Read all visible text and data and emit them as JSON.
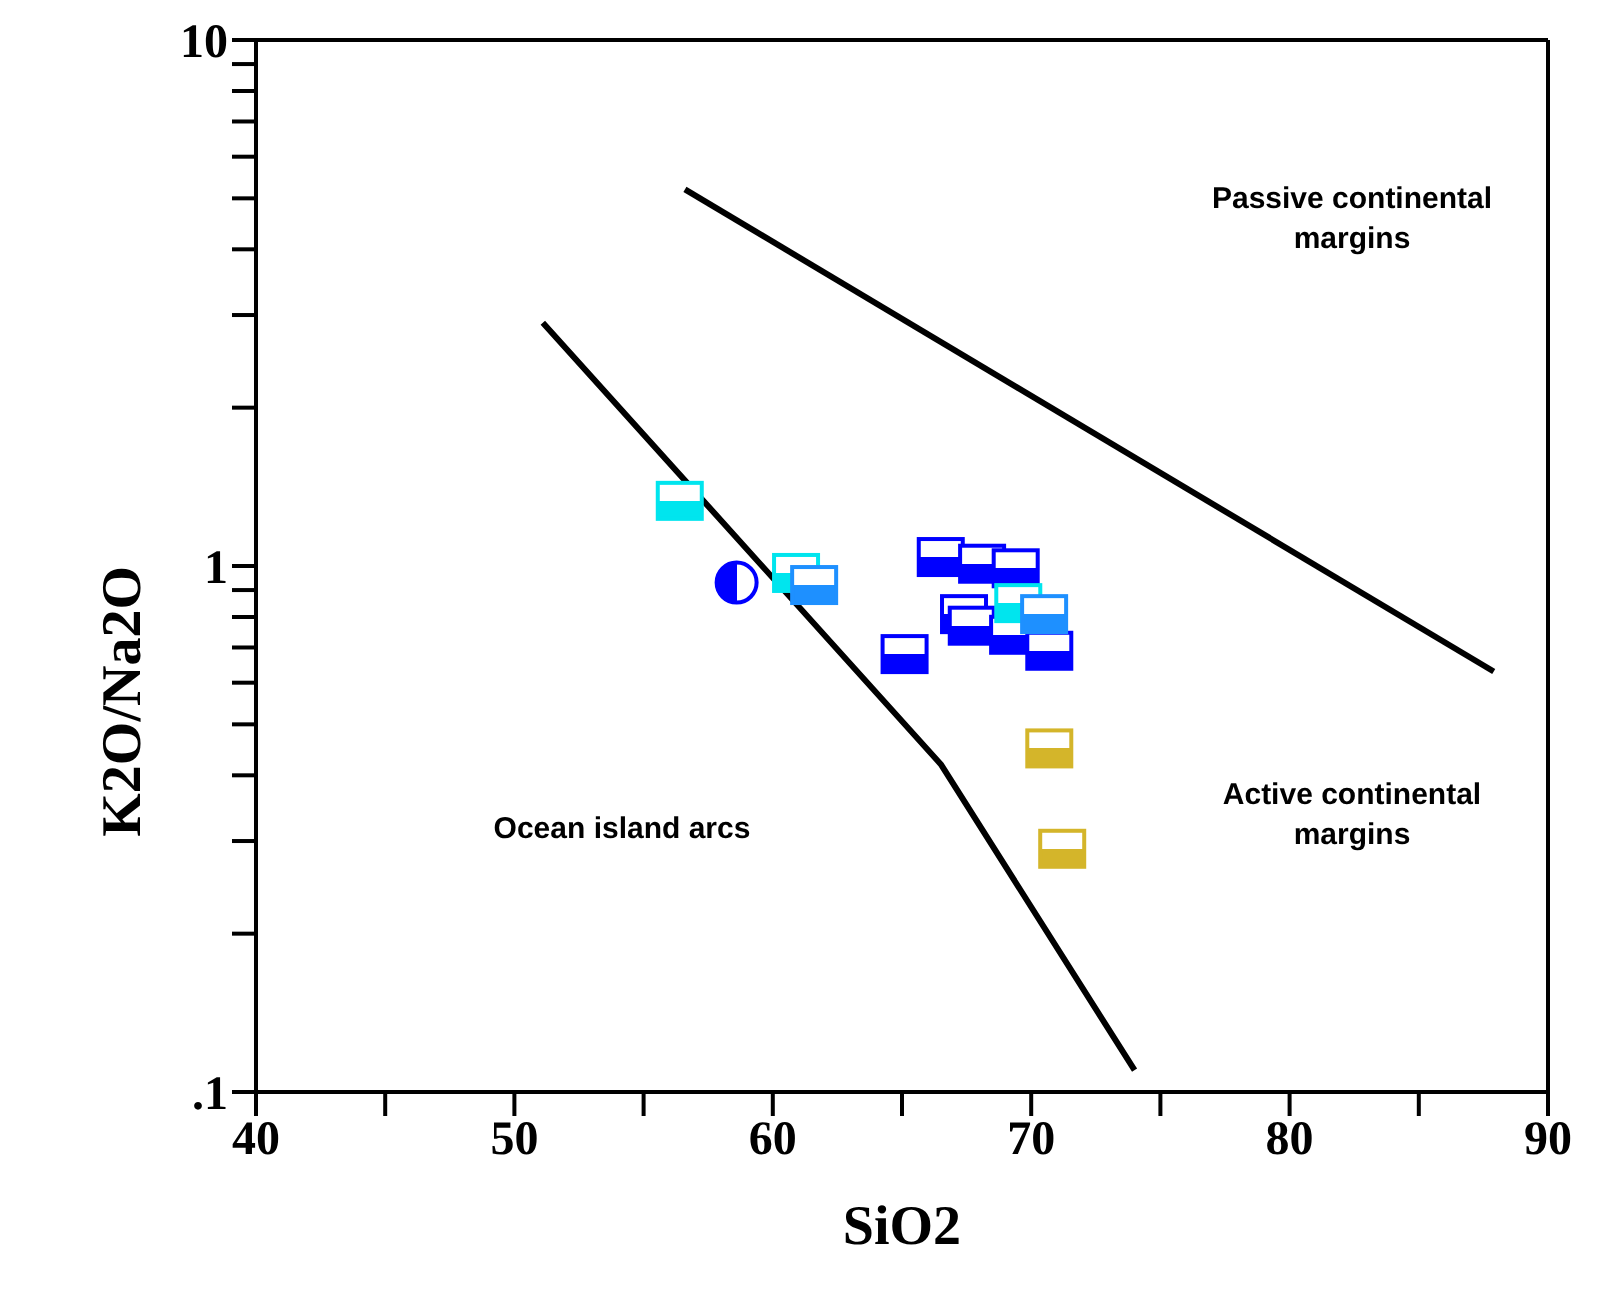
{
  "chart_data": {
    "type": "scatter",
    "xlabel": "SiO2",
    "ylabel": "K2O/Na2O",
    "log": "y",
    "xlim": [
      40,
      90
    ],
    "xticks": [
      40,
      {
        "value": 45,
        "label": null
      },
      50,
      {
        "value": 55,
        "label": null
      },
      60,
      {
        "value": 65,
        "label": null
      },
      70,
      {
        "value": 75,
        "label": null
      },
      80,
      {
        "value": 85,
        "label": null
      },
      90
    ],
    "ylim": [
      0.1,
      10
    ],
    "yticks": [
      {
        "value": 0.1,
        "label": ".1"
      },
      {
        "value": 0.2,
        "label": null
      },
      {
        "value": 0.3,
        "label": null
      },
      {
        "value": 0.4,
        "label": null
      },
      {
        "value": 0.5,
        "label": null
      },
      {
        "value": 0.6,
        "label": null
      },
      {
        "value": 0.7,
        "label": null
      },
      {
        "value": 0.8,
        "label": null
      },
      {
        "value": 0.9,
        "label": null
      },
      1,
      {
        "value": 2,
        "label": null
      },
      {
        "value": 3,
        "label": null
      },
      {
        "value": 4,
        "label": null
      },
      {
        "value": 5,
        "label": null
      },
      {
        "value": 6,
        "label": null
      },
      {
        "value": 7,
        "label": null
      },
      {
        "value": 8,
        "label": null
      },
      {
        "value": 9,
        "label": null
      },
      10
    ],
    "series": [
      {
        "type": "line",
        "color": "#000000",
        "marker": "none",
        "x": [
          51.1,
          66.5,
          74.0
        ],
        "values": [
          2.9,
          0.42,
          0.11
        ]
      },
      {
        "type": "line",
        "color": "#000000",
        "marker": "none",
        "x": [
          56.6,
          87.9
        ],
        "values": [
          5.2,
          0.63
        ]
      },
      {
        "color": "#0000ff",
        "marker": "square",
        "x": [
          65.1,
          66.5,
          68.1,
          69.4,
          67.4,
          67.7,
          69.3,
          70.7
        ],
        "values": [
          0.68,
          1.04,
          1.01,
          0.99,
          0.81,
          0.77,
          0.74,
          0.69
        ]
      },
      {
        "color": "#00e5ee",
        "marker": "square",
        "x": [
          56.4,
          60.9,
          69.5
        ],
        "values": [
          1.33,
          0.97,
          0.85
        ]
      },
      {
        "color": "#1e90ff",
        "marker": "square",
        "x": [
          61.6,
          70.5
        ],
        "values": [
          0.92,
          0.81
        ]
      },
      {
        "color": "#0000ff",
        "marker": "circle",
        "x": [
          58.6
        ],
        "values": [
          0.93
        ]
      },
      {
        "color": "#d4b52a",
        "marker": "square",
        "x": [
          70.7,
          71.2
        ],
        "values": [
          0.45,
          0.29
        ]
      }
    ],
    "annotations": [
      "Passive continental margins",
      "Active continental margins",
      "Ocean island arcs"
    ]
  }
}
**********
WHAT TO PRODUCE ▸ In the entries above, count every line containing the word "margins". Write only the total.

OUTPUT FOR THIS TASK ▸ 2